(Stored data)
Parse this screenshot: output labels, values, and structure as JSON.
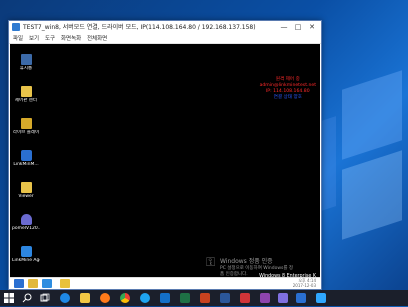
{
  "window": {
    "title": "TEST7_win8, 서버모드 연결, 드라이버 모드, IP(114.108.164.80 / 192.168.137.158)",
    "minimize": "—",
    "maximize": "□",
    "close": "✕"
  },
  "menu": {
    "items": [
      "파일",
      "보기",
      "도구",
      "화면녹화",
      "전체화면"
    ]
  },
  "desktop_icons": [
    {
      "label": "휴지통",
      "icon": "recycle-bin-icon"
    },
    {
      "label": "제어판 센터",
      "icon": "folder-icon"
    },
    {
      "label": "라이브 플레이",
      "icon": "folder-icon"
    },
    {
      "label": "LinkMinM...",
      "icon": "agent-icon"
    },
    {
      "label": "Viewer",
      "icon": "folder-icon"
    },
    {
      "label": "pomelV120...",
      "icon": "person-icon"
    },
    {
      "label": "LinkMine Agent",
      "icon": "agent-icon"
    }
  ],
  "overlay_info": {
    "line1": "원격 제어 중",
    "line2": "admin@linkminetest.net",
    "line3": "IP: 114.108.164.80",
    "line4": "연결 상태 양호"
  },
  "activation": {
    "title": "Windows 정품 인증",
    "line1": "PC 설정으로 이동하여 Windows를 정",
    "line2": "품 인증합니다."
  },
  "build": {
    "edition": "Windows 8 Enterprise K",
    "number": "Build 9200"
  },
  "inner_clock": {
    "time": "오후 4:14",
    "date": "2017-12-03"
  },
  "taskbar": {
    "items": [
      {
        "name": "start-button",
        "color": "#ffffff"
      },
      {
        "name": "search-icon",
        "color": "#ffffff"
      },
      {
        "name": "task-view-icon",
        "color": "#ffffff"
      },
      {
        "name": "edge-icon",
        "color": "#1e88e5"
      },
      {
        "name": "explorer-icon",
        "color": "#f2c744"
      },
      {
        "name": "app-icon",
        "color": "#ff7a1a"
      },
      {
        "name": "chrome-icon",
        "color": "#e94235"
      },
      {
        "name": "ie-icon",
        "color": "#1ea4f0"
      },
      {
        "name": "outlook-icon",
        "color": "#1470c7"
      },
      {
        "name": "excel-icon",
        "color": "#1e7145"
      },
      {
        "name": "powerpoint-icon",
        "color": "#c8421f"
      },
      {
        "name": "word-icon",
        "color": "#2b579a"
      },
      {
        "name": "app2-icon",
        "color": "#d13438"
      },
      {
        "name": "photos-icon",
        "color": "#8e44ad"
      },
      {
        "name": "app3-icon",
        "color": "#7f6fe0"
      },
      {
        "name": "app4-icon",
        "color": "#2a6fd1"
      },
      {
        "name": "remote-desktop-icon",
        "color": "#2fa7ff"
      }
    ]
  }
}
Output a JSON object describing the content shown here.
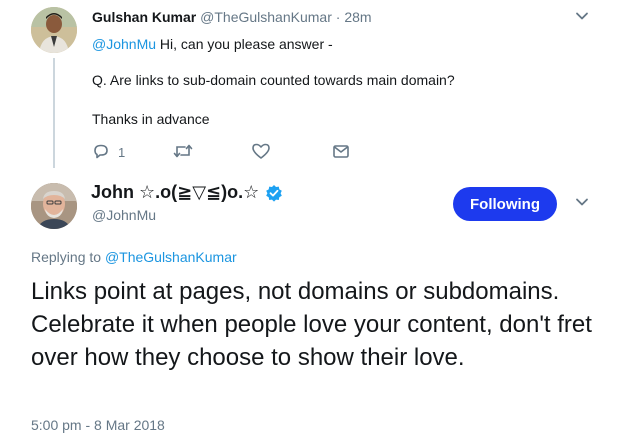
{
  "parent_tweet": {
    "author_name": "Gulshan Kumar",
    "author_handle": "@TheGulshanKumar",
    "separator": "·",
    "time": "28m",
    "mention": "@JohnMu",
    "greeting": " Hi, can you please answer -",
    "question": "Q. Are links to sub-domain counted towards main domain?",
    "closing": "Thanks in advance",
    "reply_count": "1",
    "icons": [
      "reply-icon",
      "retweet-icon",
      "like-icon",
      "direct-message-icon",
      "chevron-down-icon"
    ]
  },
  "main_tweet": {
    "author_name": "John ☆.o(≧▽≦)o.☆",
    "author_handle": "@JohnMu",
    "follow_label": "Following",
    "replying_prefix": "Replying to ",
    "replying_mention": "@TheGulshanKumar",
    "text": "Links point at pages, not domains or subdomains. Celebrate it when people love your content, don't fret over how they choose to show their love.",
    "timestamp": "5:00 pm - 8 Mar 2018",
    "icons": [
      "verified-badge-icon",
      "chevron-down-icon"
    ]
  },
  "colors": {
    "link": "#1b95e0",
    "button": "#1d3aee",
    "muted": "#657786",
    "thread_line": "#ccd6dd"
  }
}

The request: Please repeat the entries exactly. Do not include the pictures.

Result of the task:
Parse this screenshot: output labels, values, and structure as JSON.
{
  "window": {
    "title": "TEST7_win8, 서버모드 연결, 드라이버 모드, IP(114.108.164.80 / 192.168.137.158)",
    "minimize": "—",
    "maximize": "□",
    "close": "✕"
  },
  "menu": {
    "items": [
      "파일",
      "보기",
      "도구",
      "화면녹화",
      "전체화면"
    ]
  },
  "desktop_icons": [
    {
      "label": "휴지통",
      "icon": "recycle-bin-icon"
    },
    {
      "label": "제어판 센터",
      "icon": "folder-icon"
    },
    {
      "label": "라이브 플레이",
      "icon": "folder-icon"
    },
    {
      "label": "LinkMinM...",
      "icon": "agent-icon"
    },
    {
      "label": "Viewer",
      "icon": "folder-icon"
    },
    {
      "label": "pomelV120...",
      "icon": "person-icon"
    },
    {
      "label": "LinkMine Agent",
      "icon": "agent-icon"
    }
  ],
  "overlay_info": {
    "line1": "원격 제어 중",
    "line2": "admin@linkminetest.net",
    "line3": "IP: 114.108.164.80",
    "line4": "연결 상태 양호"
  },
  "activation": {
    "title": "Windows 정품 인증",
    "line1": "PC 설정으로 이동하여 Windows를 정",
    "line2": "품 인증합니다."
  },
  "build": {
    "edition": "Windows 8 Enterprise K",
    "number": "Build 9200"
  },
  "inner_clock": {
    "time": "오후 4:14",
    "date": "2017-12-03"
  },
  "taskbar": {
    "items": [
      {
        "name": "start-button",
        "color": "#ffffff"
      },
      {
        "name": "search-icon",
        "color": "#ffffff"
      },
      {
        "name": "task-view-icon",
        "color": "#ffffff"
      },
      {
        "name": "edge-icon",
        "color": "#1e88e5"
      },
      {
        "name": "explorer-icon",
        "color": "#f2c744"
      },
      {
        "name": "app-icon",
        "color": "#ff7a1a"
      },
      {
        "name": "chrome-icon",
        "color": "#e94235"
      },
      {
        "name": "ie-icon",
        "color": "#1ea4f0"
      },
      {
        "name": "outlook-icon",
        "color": "#1470c7"
      },
      {
        "name": "excel-icon",
        "color": "#1e7145"
      },
      {
        "name": "powerpoint-icon",
        "color": "#c8421f"
      },
      {
        "name": "word-icon",
        "color": "#2b579a"
      },
      {
        "name": "app2-icon",
        "color": "#d13438"
      },
      {
        "name": "photos-icon",
        "color": "#8e44ad"
      },
      {
        "name": "app3-icon",
        "color": "#7f6fe0"
      },
      {
        "name": "app4-icon",
        "color": "#2a6fd1"
      },
      {
        "name": "remote-desktop-icon",
        "color": "#2fa7ff"
      }
    ]
  }
}
Output a JSON object describing the content shown here.
{
  "parent_tweet": {
    "author_name": "Gulshan Kumar",
    "author_handle": "@TheGulshanKumar",
    "separator": "·",
    "time": "28m",
    "mention": "@JohnMu",
    "greeting": " Hi, can you please answer -",
    "question": "Q. Are links to sub-domain counted towards main domain?",
    "closing": "Thanks in advance",
    "reply_count": "1",
    "icons": [
      "reply-icon",
      "retweet-icon",
      "like-icon",
      "direct-message-icon",
      "chevron-down-icon"
    ]
  },
  "main_tweet": {
    "author_name": "John ☆.o(≧▽≦)o.☆",
    "author_handle": "@JohnMu",
    "follow_label": "Following",
    "replying_prefix": "Replying to ",
    "replying_mention": "@TheGulshanKumar",
    "text": "Links point at pages, not domains or subdomains. Celebrate it when people love your content, don't fret over how they choose to show their love.",
    "timestamp": "5:00 pm - 8 Mar 2018",
    "icons": [
      "verified-badge-icon",
      "chevron-down-icon"
    ]
  },
  "colors": {
    "link": "#1b95e0",
    "button": "#1d3aee",
    "muted": "#657786",
    "thread_line": "#ccd6dd"
  }
}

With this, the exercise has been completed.